▶ [PROBLEMS TO WORK ON]
**A)** According to the news article, for about how long did lawyers lay out their cases against Mr. Trump in the federal court in Washington?
**B)** List every line of the records that contains the string "axis".

▶ [PAGE TEXT]
---*---

Members of Congress, Capitol police officers and government watchdog groups argued in federal court on Monday that Donald J. Trump was liable for major financial damages for his role in inciting the Jan. 6 attack on Congress, pressing an array of civil suits against the former president amid mounting frustration that he has faced no accountability for the insurrection.
The New York Times reports, Civil Suits Against Trump Seek Damages for Jan. 6 Attack:
Over nearly five hours in the United States District Court for Washington, lawyers laid out their cases against Mr. Trump, contending that he deserved to be held responsible for inflaming a violent mob, despite what are typically wide immunity protections for a president’s speech and actions while in office.
“The President of the United States summoned this mob, assembled the mob, and lit the flame of this attack. Everything that followed was his doing. None of this would have happened without the President. The President could have immediately and forcefully intervened to stop the violence. He did not. There has never been a greater betrayal by a President of the United States of his office and his oath to the Constitution.
“I will vote to impeach the President.” – Rep. Liz Cheney (R-WY).
“Mr. Trump dispatched the crowd that he assembled,” said Joseph Sellers, the lawyer for a group of House Democrats, including Representatives Barbara Lee of California, Bonnie Watson Coleman of New Jersey and Hank Johnson of Georgia. “After he saw that they were engaged in breaking into the Capitol, instead of trying to calm them, he retweeted his incendiary remarks from the rally before.”
During a hearing over whether the suits can move forward, Judge Amit P. Mehta focused on why Mr. Trump did not act more quickly to call off the mob. He asked lawyers for Mr. Trump whether the president’s slow response was not evidence he agreed with the siege after telling the crowd to “fight like hell” and march to the Capitol.

---*---

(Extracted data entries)
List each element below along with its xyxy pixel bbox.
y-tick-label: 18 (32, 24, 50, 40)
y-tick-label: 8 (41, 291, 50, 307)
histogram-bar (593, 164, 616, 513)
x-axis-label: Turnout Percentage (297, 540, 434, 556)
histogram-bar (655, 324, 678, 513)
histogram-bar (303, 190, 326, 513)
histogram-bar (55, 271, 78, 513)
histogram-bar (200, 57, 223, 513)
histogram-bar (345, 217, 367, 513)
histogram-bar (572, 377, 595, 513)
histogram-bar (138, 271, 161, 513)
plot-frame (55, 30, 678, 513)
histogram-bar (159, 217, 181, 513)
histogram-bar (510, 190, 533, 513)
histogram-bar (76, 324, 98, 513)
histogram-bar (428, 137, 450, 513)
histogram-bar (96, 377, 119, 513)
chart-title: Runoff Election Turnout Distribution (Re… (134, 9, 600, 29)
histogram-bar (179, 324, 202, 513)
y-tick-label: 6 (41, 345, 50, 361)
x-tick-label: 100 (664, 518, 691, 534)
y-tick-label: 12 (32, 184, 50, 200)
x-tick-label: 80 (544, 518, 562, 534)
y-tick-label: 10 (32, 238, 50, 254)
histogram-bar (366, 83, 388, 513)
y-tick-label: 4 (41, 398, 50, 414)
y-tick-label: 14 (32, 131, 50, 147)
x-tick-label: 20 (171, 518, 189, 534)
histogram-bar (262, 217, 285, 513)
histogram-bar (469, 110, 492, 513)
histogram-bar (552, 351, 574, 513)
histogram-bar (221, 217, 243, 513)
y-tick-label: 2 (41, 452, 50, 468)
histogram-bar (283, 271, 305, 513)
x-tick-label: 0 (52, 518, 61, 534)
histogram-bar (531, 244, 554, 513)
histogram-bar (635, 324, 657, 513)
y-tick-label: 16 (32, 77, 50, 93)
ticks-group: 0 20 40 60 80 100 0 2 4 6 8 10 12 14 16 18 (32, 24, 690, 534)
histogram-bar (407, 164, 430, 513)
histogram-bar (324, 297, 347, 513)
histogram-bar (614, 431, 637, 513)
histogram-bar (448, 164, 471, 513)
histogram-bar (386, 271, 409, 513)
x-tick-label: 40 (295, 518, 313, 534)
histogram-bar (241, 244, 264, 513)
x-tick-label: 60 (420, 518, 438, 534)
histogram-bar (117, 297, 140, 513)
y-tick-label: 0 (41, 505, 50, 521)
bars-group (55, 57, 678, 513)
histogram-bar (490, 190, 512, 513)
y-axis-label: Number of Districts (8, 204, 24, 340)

---*---

▶ [RESPONSES FOR EACH TASK]
**A)** Nearly five hours.

**B)**
x-axis-label: Turnout Percentage (297, 540, 434, 556)
y-axis-label: Number of Districts (8, 204, 24, 340)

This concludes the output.